:: Supplied material ::
────

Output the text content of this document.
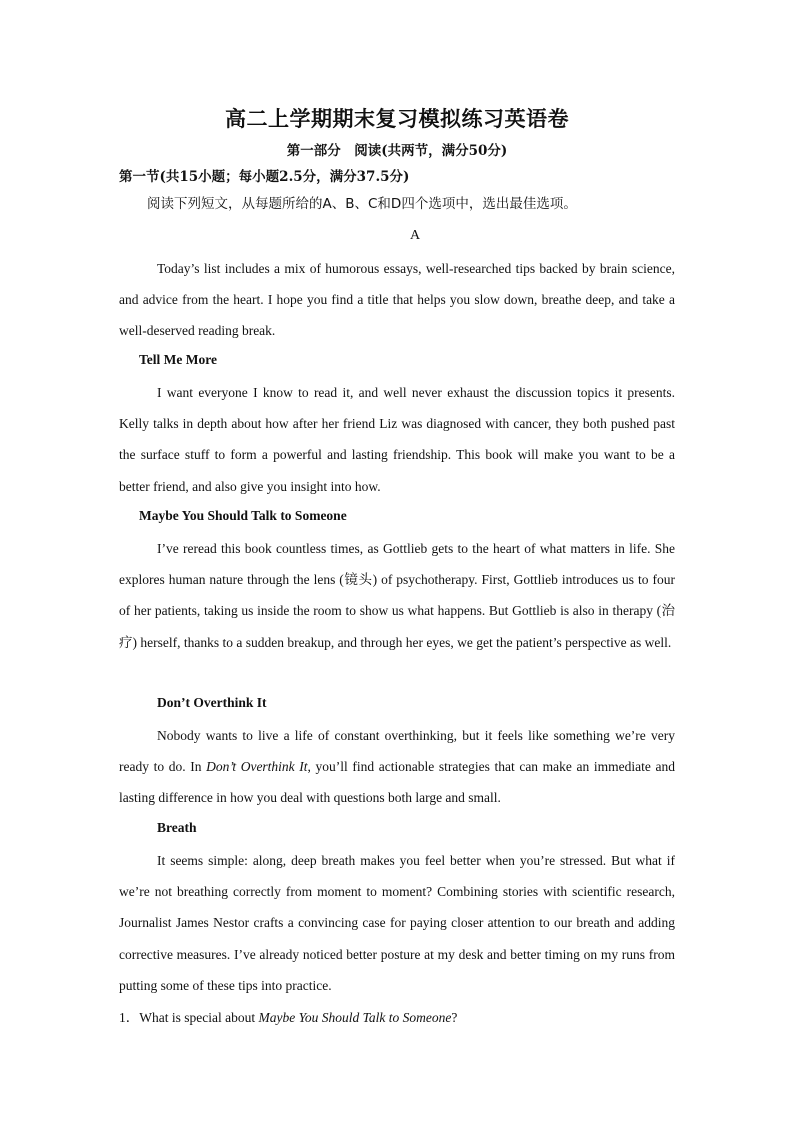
高二上学期期末复习模拟练习英语卷
第一部分　阅读(共两节，满分50分)
第一节(共15小题；每小题2.5分，满分37.5分)
阅读下列短文，从每题所给的A、B、C和D四个选项中，选出最佳选项。
A
Today’s list includes a mix of humorous essays, well-researched tips backed by brain science, and advice from the heart. I hope you find a title that helps you slow down, breathe deep, and take a well-deserved reading break.
Tell Me More
I want everyone I know to read it, and well never exhaust the discussion topics it presents. Kelly talks in depth about how after her friend Liz was diagnosed with cancer, they both pushed past the surface stuff to form a powerful and lasting friendship. This book will make you want to be a better friend, and also give you insight into how.
Maybe You Should Talk to Someone
I’ve reread this book countless times, as Gottlieb gets to the heart of what matters in life. She explores human nature through the lens (镜头) of psychotherapy. First, Gottlieb introduces us to four of her patients, taking us inside the room to show us what happens. But Gottlieb is also in therapy (治疗) herself, thanks to a sudden breakup, and through her eyes, we get the patient’s perspective as well.
Don’t Overthink It
Nobody wants to live a life of constant overthinking, but it feels like something we’re very ready to do. In Don’t Overthink It, you’ll find actionable strategies that can make an immediate and lasting difference in how you deal with questions both large and small.
Breath
It seems simple: along, deep breath makes you feel better when you’re stressed. But what if we’re not breathing correctly from moment to moment? Combining stories with scientific research, Journalist James Nestor crafts a convincing case for paying closer attention to our breath and adding corrective measures. I’ve already noticed better posture at my desk and better timing on my runs from putting some of these tips into practice.
1．What is special about Maybe You Should Talk to Someone?
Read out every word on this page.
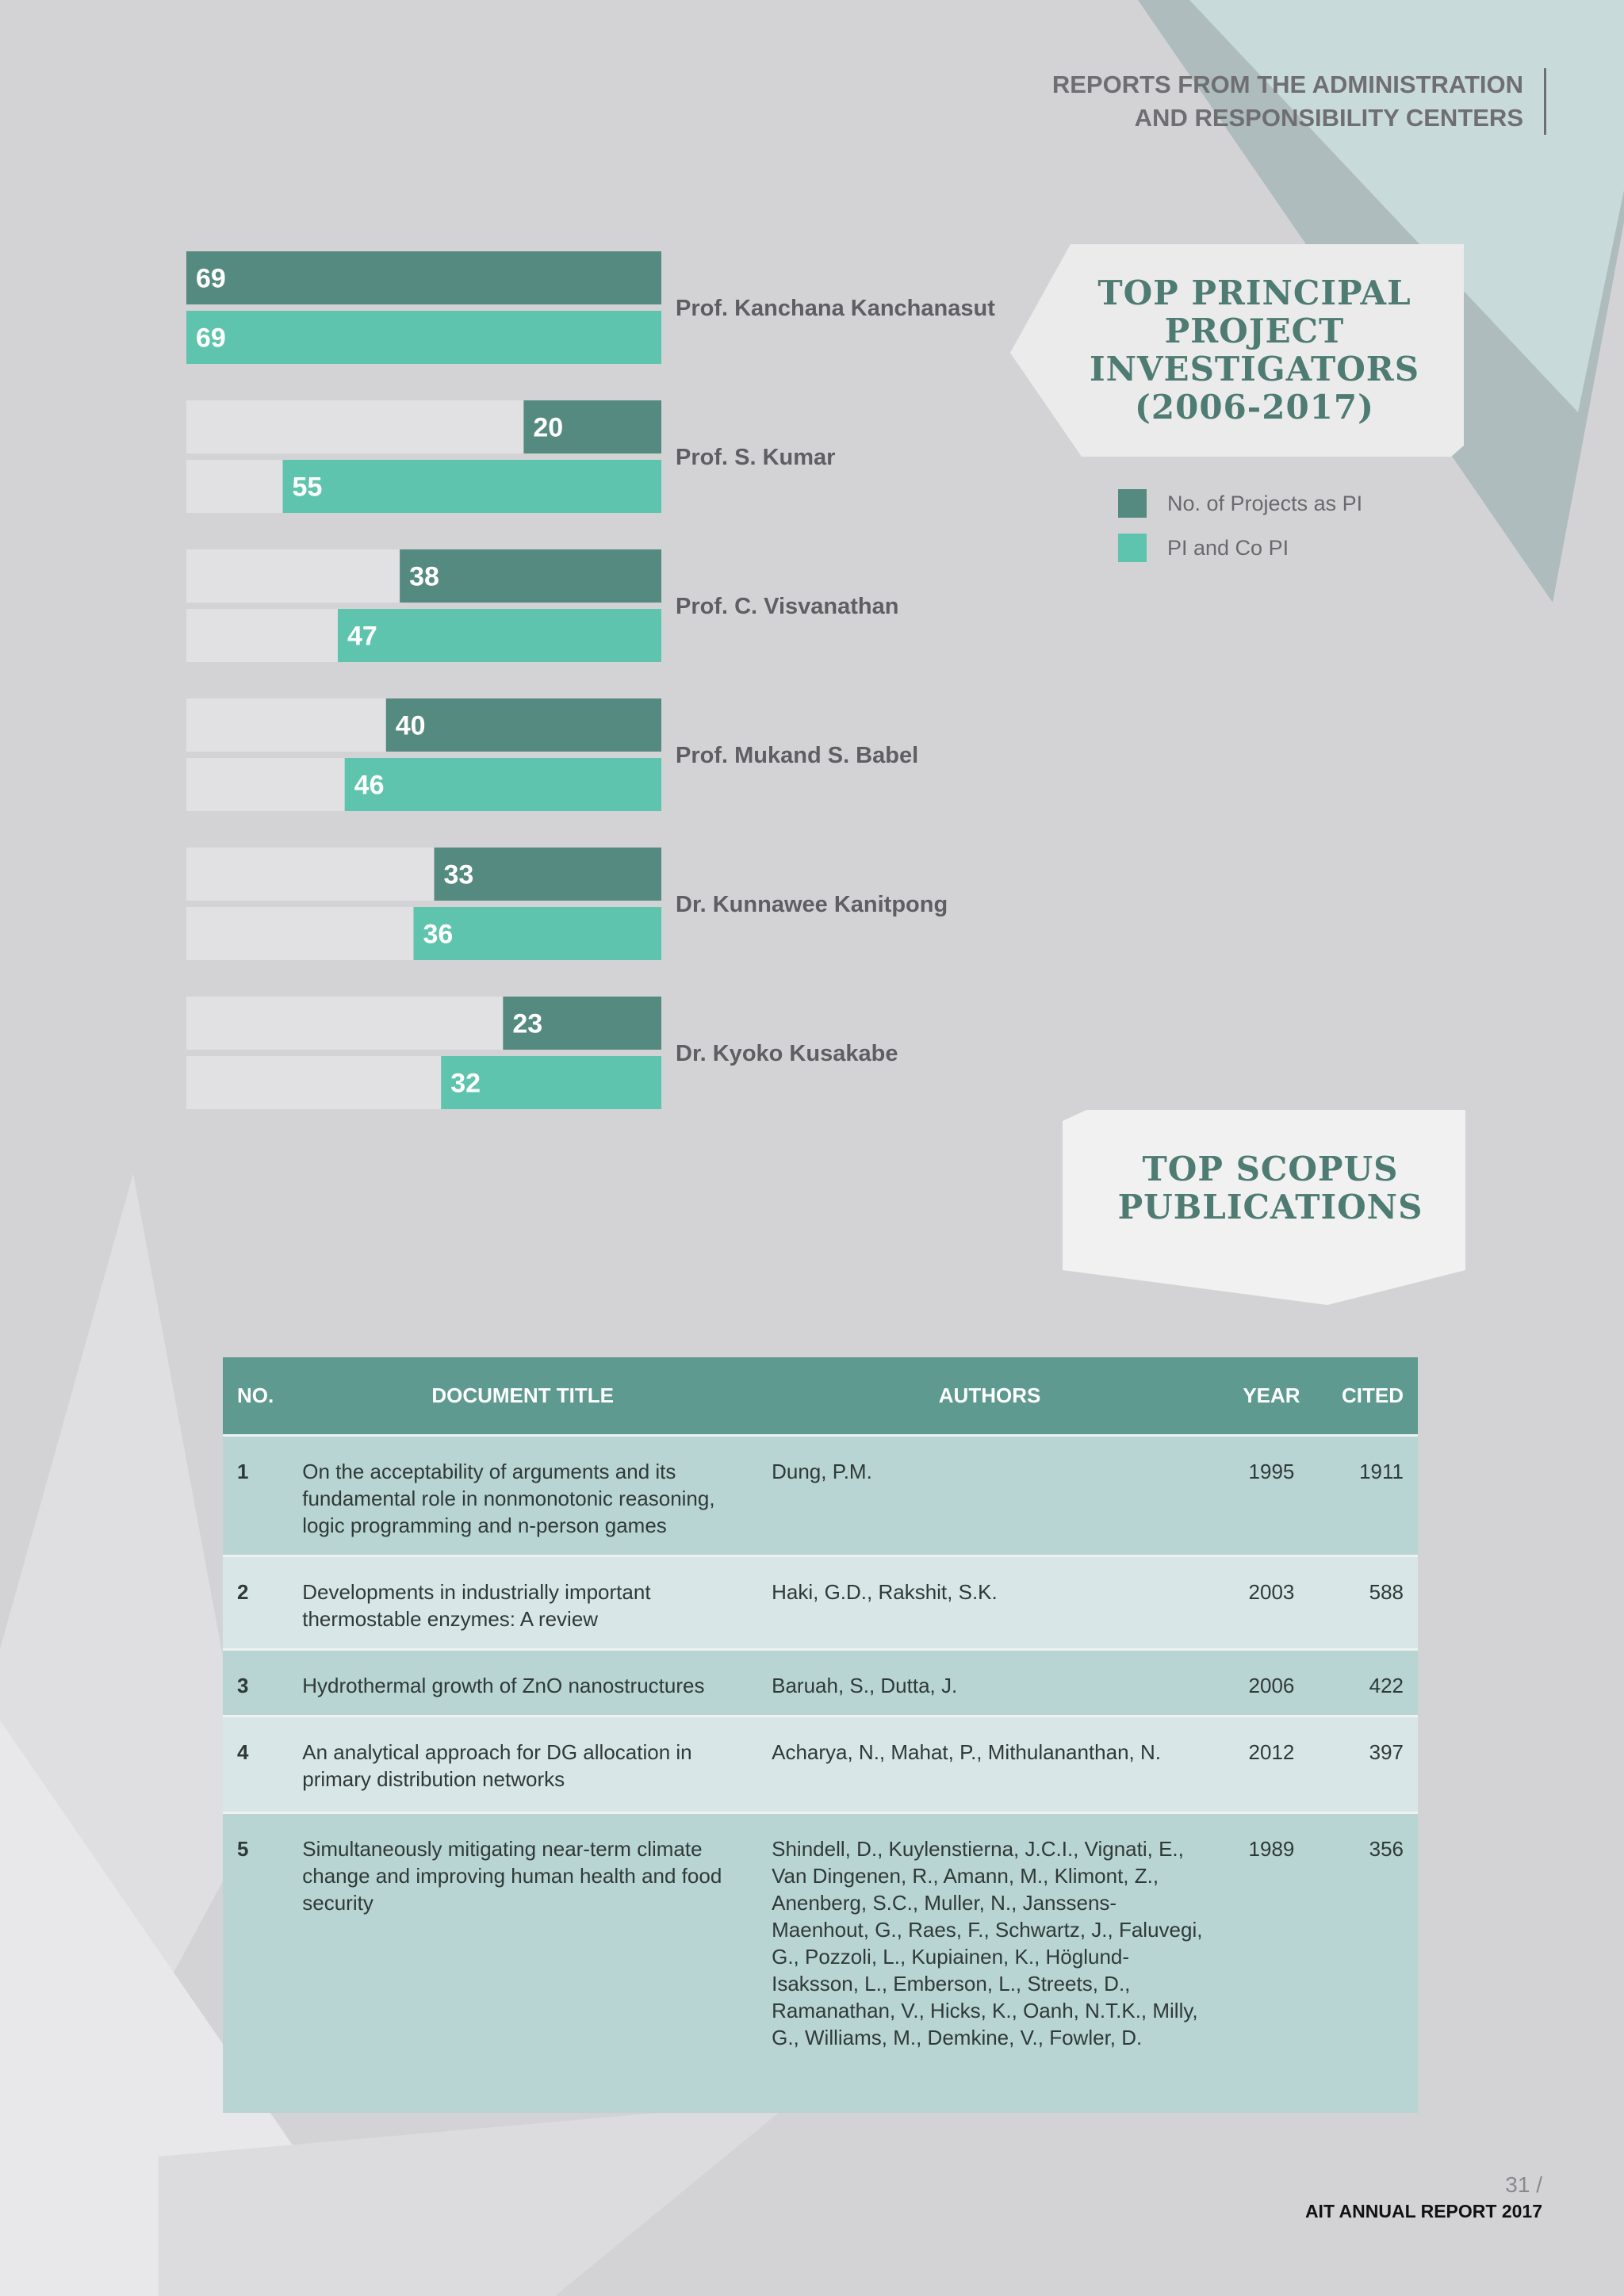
REPORTS FROM THE ADMINISTRATION
AND RESPONSIBILITY CENTERS
TOP PRINCIPAL
PROJECT
INVESTIGATORS
(2006-2017)
No. of Projects as PI
PI and Co PI
69
69
Prof. Kanchana Kanchanasut
20
55
Prof. S. Kumar
38
47
Prof. C. Visvanathan
40
46
Prof. Mukand S. Babel
33
36
Dr. Kunnawee Kanitpong
23
32
Dr. Kyoko Kusakabe
TOP SCOPUS
PUBLICATIONS
NO.	DOCUMENT TITLE	AUTHORS	YEAR	CITED
1	On the acceptability of arguments and its fundamental role in nonmonotonic reasoning, logic programming and n-person games	Dung, P.M.	1995	1911
2	Developments in industrially important thermostable enzymes: A review	Haki, G.D., Rakshit, S.K.	2003	588
3	Hydrothermal growth of ZnO nanostructures	Baruah, S., Dutta, J.	2006	422
4	An analytical approach for DG allocation in primary distribution networks	Acharya, N., Mahat, P., Mithulananthan, N.	2012	397
5	Simultaneously mitigating near-term climate change and improving human health and food security	Shindell, D., Kuylenstierna, J.C.I., Vignati, E., Van Dingenen, R., Amann, M., Klimont, Z., Anenberg, S.C., Muller, N., Janssens-Maenhout, G., Raes, F., Schwartz, J., Faluvegi, G., Pozzoli, L., Kupiainen, K., Höglund-Isaksson, L., Emberson, L., Streets, D., Ramanathan, V., Hicks, K., Oanh, N.T.K., Milly, G., Williams, M., Demkine, V., Fowler, D.	1989	356
31 /
AIT ANNUAL REPORT 2017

────

:: Aim of the task ::
Return the listing above word for word, with the pictures removed.

:: Result of the exercise ::
Output the text content of this document.
高二上学期期末复习模拟练习英语卷
第一部分　阅读(共两节，满分50分)
第一节(共15小题；每小题2.5分，满分37.5分)
阅读下列短文，从每题所给的A、B、C和D四个选项中，选出最佳选项。
A
Today’s list includes a mix of humorous essays, well-researched tips backed by brain science, and advice from the heart. I hope you find a title that helps you slow down, breathe deep, and take a well-deserved reading break.
Tell Me More
I want everyone I know to read it, and well never exhaust the discussion topics it presents. Kelly talks in depth about how after her friend Liz was diagnosed with cancer, they both pushed past the surface stuff to form a powerful and lasting friendship. This book will make you want to be a better friend, and also give you insight into how.
Maybe You Should Talk to Someone
I’ve reread this book countless times, as Gottlieb gets to the heart of what matters in life. She explores human nature through the lens (镜头) of psychotherapy. First, Gottlieb introduces us to four of her patients, taking us inside the room to show us what happens. But Gottlieb is also in therapy (治疗) herself, thanks to a sudden breakup, and through her eyes, we get the patient’s perspective as well.
Don’t Overthink It
Nobody wants to live a life of constant overthinking, but it feels like something we’re very ready to do. In Don’t Overthink It, you’ll find actionable strategies that can make an immediate and lasting difference in how you deal with questions both large and small.
Breath
It seems simple: along, deep breath makes you feel better when you’re stressed. But what if we’re not breathing correctly from moment to moment? Combining stories with scientific research, Journalist James Nestor crafts a convincing case for paying closer attention to our breath and adding corrective measures. I’ve already noticed better posture at my desk and better timing on my runs from putting some of these tips into practice.
1．What is special about Maybe You Should Talk to Someone?
Read out every word on this page.
REPORTS FROM THE ADMINISTRATION
AND RESPONSIBILITY CENTERS
TOP PRINCIPAL
PROJECT
INVESTIGATORS
(2006-2017)
No. of Projects as PI
PI and Co PI
69
69
Prof. Kanchana Kanchanasut
20
55
Prof. S. Kumar
38
47
Prof. C. Visvanathan
40
46
Prof. Mukand S. Babel
33
36
Dr. Kunnawee Kanitpong
23
32
Dr. Kyoko Kusakabe
TOP SCOPUS
PUBLICATIONS
NO.	DOCUMENT TITLE	AUTHORS	YEAR	CITED
1	On the acceptability of arguments and its fundamental role in nonmonotonic reasoning, logic programming and n-person games	Dung, P.M.	1995	1911
2	Developments in industrially important thermostable enzymes: A review	Haki, G.D., Rakshit, S.K.	2003	588
3	Hydrothermal growth of ZnO nanostructures	Baruah, S., Dutta, J.	2006	422
4	An analytical approach for DG allocation in primary distribution networks	Acharya, N., Mahat, P., Mithulananthan, N.	2012	397
5	Simultaneously mitigating near-term climate change and improving human health and food security	Shindell, D., Kuylenstierna, J.C.I., Vignati, E., Van Dingenen, R., Amann, M., Klimont, Z., Anenberg, S.C., Muller, N., Janssens-Maenhout, G., Raes, F., Schwartz, J., Faluvegi, G., Pozzoli, L., Kupiainen, K., Höglund-Isaksson, L., Emberson, L., Streets, D., Ramanathan, V., Hicks, K., Oanh, N.T.K., Milly, G., Williams, M., Demkine, V., Fowler, D.	1989	356
31 /
AIT ANNUAL REPORT 2017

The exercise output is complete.